INPUT ROWS
>> start
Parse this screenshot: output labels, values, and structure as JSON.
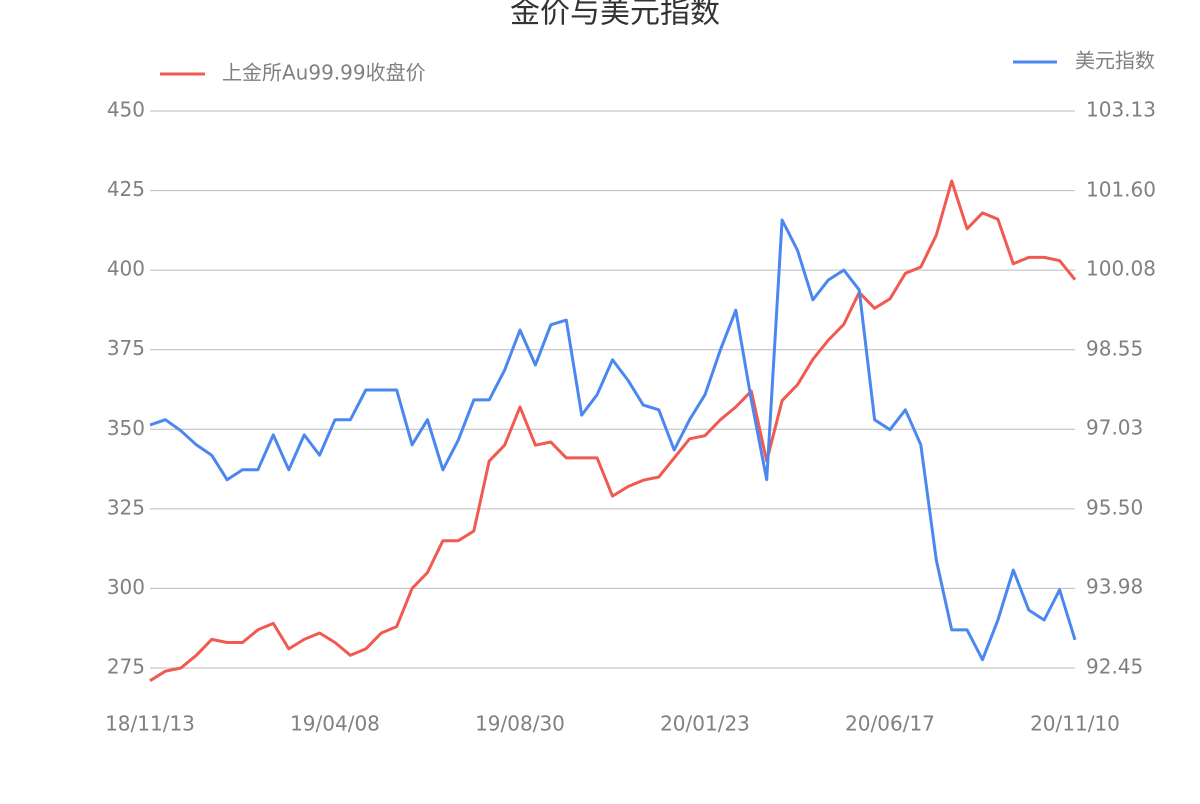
{
  "chart_data": {
    "type": "line",
    "title": "金价与美元指数",
    "categories": [
      "18/11/13",
      null,
      null,
      null,
      null,
      null,
      null,
      null,
      null,
      null,
      null,
      null,
      "19/04/08",
      null,
      null,
      null,
      null,
      null,
      null,
      null,
      null,
      null,
      null,
      null,
      "19/08/30",
      null,
      null,
      null,
      null,
      null,
      null,
      null,
      null,
      null,
      null,
      null,
      "20/01/23",
      null,
      null,
      null,
      null,
      null,
      null,
      null,
      null,
      null,
      null,
      null,
      "20/06/17",
      null,
      null,
      null,
      null,
      null,
      null,
      null,
      null,
      null,
      null,
      null,
      "20/11/10"
    ],
    "series": [
      {
        "name": "上金所Au99.99收盘价",
        "color": "#f05a50",
        "axis": "y",
        "values": [
          271,
          274,
          275,
          279,
          284,
          283,
          283,
          287,
          289,
          281,
          284,
          286,
          283,
          279,
          281,
          286,
          288,
          300,
          305,
          315,
          315,
          318,
          340,
          345,
          357,
          345,
          346,
          341,
          341,
          341,
          329,
          332,
          334,
          335,
          341,
          347,
          348,
          353,
          357,
          362,
          340,
          359,
          364,
          372,
          378,
          383,
          393,
          388,
          391,
          399,
          401,
          411,
          428,
          413,
          418,
          416,
          402,
          404,
          404,
          403,
          397
        ]
      },
      {
        "name": "美元指数",
        "color": "#4b87f0",
        "axis": "y2",
        "values": [
          97.11,
          97.21,
          97.0,
          96.73,
          96.53,
          96.06,
          96.25,
          96.25,
          96.92,
          96.25,
          96.92,
          96.53,
          97.21,
          97.21,
          97.78,
          97.78,
          97.78,
          96.73,
          97.21,
          96.25,
          96.82,
          97.59,
          97.59,
          98.16,
          98.93,
          98.26,
          99.03,
          99.12,
          97.3,
          97.69,
          98.36,
          97.97,
          97.49,
          97.4,
          96.63,
          97.21,
          97.69,
          98.55,
          99.31,
          97.59,
          96.06,
          101.04,
          100.46,
          99.51,
          99.89,
          100.08,
          99.7,
          97.21,
          97.02,
          97.4,
          96.73,
          94.52,
          93.18,
          93.18,
          92.61,
          93.37,
          94.33,
          93.56,
          93.37,
          93.95,
          92.99
        ]
      }
    ],
    "ylim": [
      275,
      450
    ],
    "yticks": [
      275,
      300,
      325,
      350,
      375,
      400,
      425,
      450
    ],
    "y2lim": [
      92.45,
      103.13
    ],
    "y2ticks": [
      92.45,
      93.98,
      {
        "value": 95.5,
        "label": "95.50"
      },
      97.03,
      98.55,
      100.08,
      {
        "value": 101.6,
        "label": "101.60"
      },
      103.13
    ],
    "grid": true
  }
}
>> end
TASK DIRECTIONS
Will you restate every entry word for word and omit the images?

CORRECT RESULT
Parse this screenshot: output labels, values, and structure as JSON.
{
  "chart_data": {
    "type": "line",
    "title": "金价与美元指数",
    "categories": [
      "18/11/13",
      null,
      null,
      null,
      null,
      null,
      null,
      null,
      null,
      null,
      null,
      null,
      "19/04/08",
      null,
      null,
      null,
      null,
      null,
      null,
      null,
      null,
      null,
      null,
      null,
      "19/08/30",
      null,
      null,
      null,
      null,
      null,
      null,
      null,
      null,
      null,
      null,
      null,
      "20/01/23",
      null,
      null,
      null,
      null,
      null,
      null,
      null,
      null,
      null,
      null,
      null,
      "20/06/17",
      null,
      null,
      null,
      null,
      null,
      null,
      null,
      null,
      null,
      null,
      null,
      "20/11/10"
    ],
    "series": [
      {
        "name": "上金所Au99.99收盘价",
        "color": "#f05a50",
        "axis": "y",
        "values": [
          271,
          274,
          275,
          279,
          284,
          283,
          283,
          287,
          289,
          281,
          284,
          286,
          283,
          279,
          281,
          286,
          288,
          300,
          305,
          315,
          315,
          318,
          340,
          345,
          357,
          345,
          346,
          341,
          341,
          341,
          329,
          332,
          334,
          335,
          341,
          347,
          348,
          353,
          357,
          362,
          340,
          359,
          364,
          372,
          378,
          383,
          393,
          388,
          391,
          399,
          401,
          411,
          428,
          413,
          418,
          416,
          402,
          404,
          404,
          403,
          397
        ]
      },
      {
        "name": "美元指数",
        "color": "#4b87f0",
        "axis": "y2",
        "values": [
          97.11,
          97.21,
          97.0,
          96.73,
          96.53,
          96.06,
          96.25,
          96.25,
          96.92,
          96.25,
          96.92,
          96.53,
          97.21,
          97.21,
          97.78,
          97.78,
          97.78,
          96.73,
          97.21,
          96.25,
          96.82,
          97.59,
          97.59,
          98.16,
          98.93,
          98.26,
          99.03,
          99.12,
          97.3,
          97.69,
          98.36,
          97.97,
          97.49,
          97.4,
          96.63,
          97.21,
          97.69,
          98.55,
          99.31,
          97.59,
          96.06,
          101.04,
          100.46,
          99.51,
          99.89,
          100.08,
          99.7,
          97.21,
          97.02,
          97.4,
          96.73,
          94.52,
          93.18,
          93.18,
          92.61,
          93.37,
          94.33,
          93.56,
          93.37,
          93.95,
          92.99
        ]
      }
    ],
    "ylim": [
      275,
      450
    ],
    "yticks": [
      275,
      300,
      325,
      350,
      375,
      400,
      425,
      450
    ],
    "y2lim": [
      92.45,
      103.13
    ],
    "y2ticks": [
      92.45,
      93.98,
      {
        "value": 95.5,
        "label": "95.50"
      },
      97.03,
      98.55,
      100.08,
      {
        "value": 101.6,
        "label": "101.60"
      },
      103.13
    ],
    "grid": true
  }
}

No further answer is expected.